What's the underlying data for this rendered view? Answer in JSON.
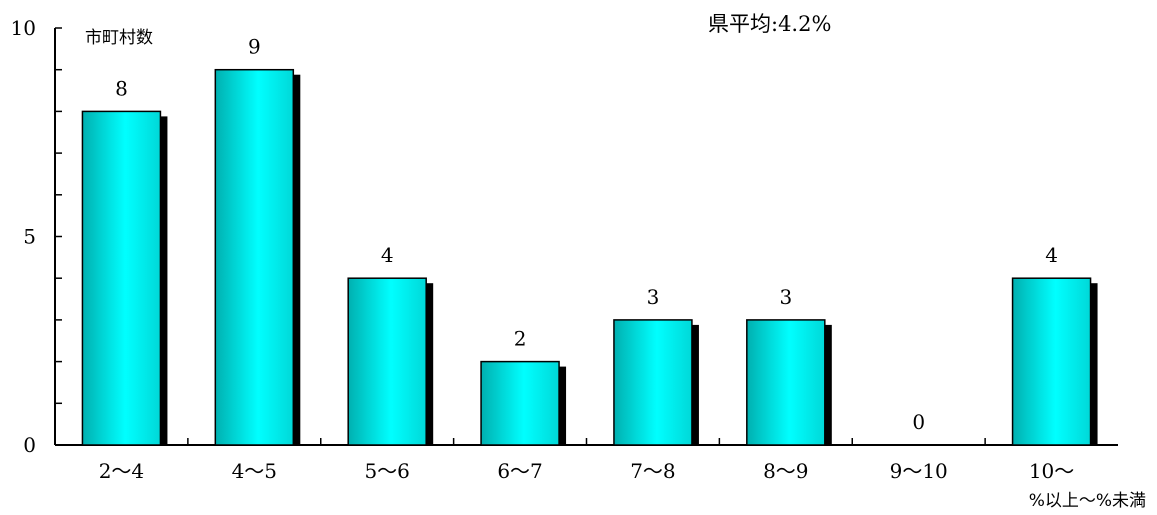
{
  "chart_data": {
    "type": "bar",
    "categories": [
      "2～4",
      "4～5",
      "5～6",
      "6～7",
      "7～8",
      "8～9",
      "9～10",
      "10～"
    ],
    "values": [
      8,
      9,
      4,
      2,
      3,
      3,
      0,
      4
    ],
    "data_labels": [
      "8",
      "9",
      "4",
      "2",
      "3",
      "3",
      "0",
      "4"
    ],
    "ylabel": "市町村数",
    "xlabel": "%以上～%未満",
    "annotation": "県平均:4.2%",
    "ylim": [
      0,
      10
    ],
    "yticks": [
      "0",
      "5",
      "10"
    ],
    "bar_color_light": "#00ffff",
    "bar_color_dark": "#00b0b0",
    "shadow_color": "#000000",
    "grid": false,
    "legend": "none"
  }
}
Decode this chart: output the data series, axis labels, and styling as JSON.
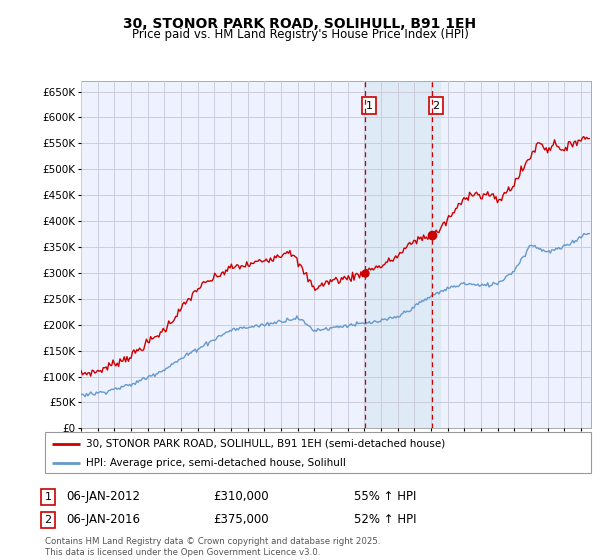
{
  "title": "30, STONOR PARK ROAD, SOLIHULL, B91 1EH",
  "subtitle": "Price paid vs. HM Land Registry's House Price Index (HPI)",
  "legend_line1": "30, STONOR PARK ROAD, SOLIHULL, B91 1EH (semi-detached house)",
  "legend_line2": "HPI: Average price, semi-detached house, Solihull",
  "annotation1_date": "06-JAN-2012",
  "annotation1_price": "£310,000",
  "annotation1_hpi": "55% ↑ HPI",
  "annotation2_date": "06-JAN-2016",
  "annotation2_price": "£375,000",
  "annotation2_hpi": "52% ↑ HPI",
  "footnote": "Contains HM Land Registry data © Crown copyright and database right 2025.\nThis data is licensed under the Open Government Licence v3.0.",
  "red_line_color": "#cc0000",
  "blue_line_color": "#6699cc",
  "bg_plot_color": "#eef2ff",
  "grid_color": "#ccccdd",
  "ylim": [
    0,
    670000
  ],
  "ytick_step": 50000,
  "purchase1_year": 2012.04,
  "purchase2_year": 2016.04
}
================================
From the entries above, return each line with the word "PARK" in it.

» **Exercise answer**
  "title": "30, STONOR PARK ROAD, SOLIHULL, B91 1EH",
  "legend_line1": "30, STONOR PARK ROAD, SOLIHULL, B91 1EH (semi-detached house)",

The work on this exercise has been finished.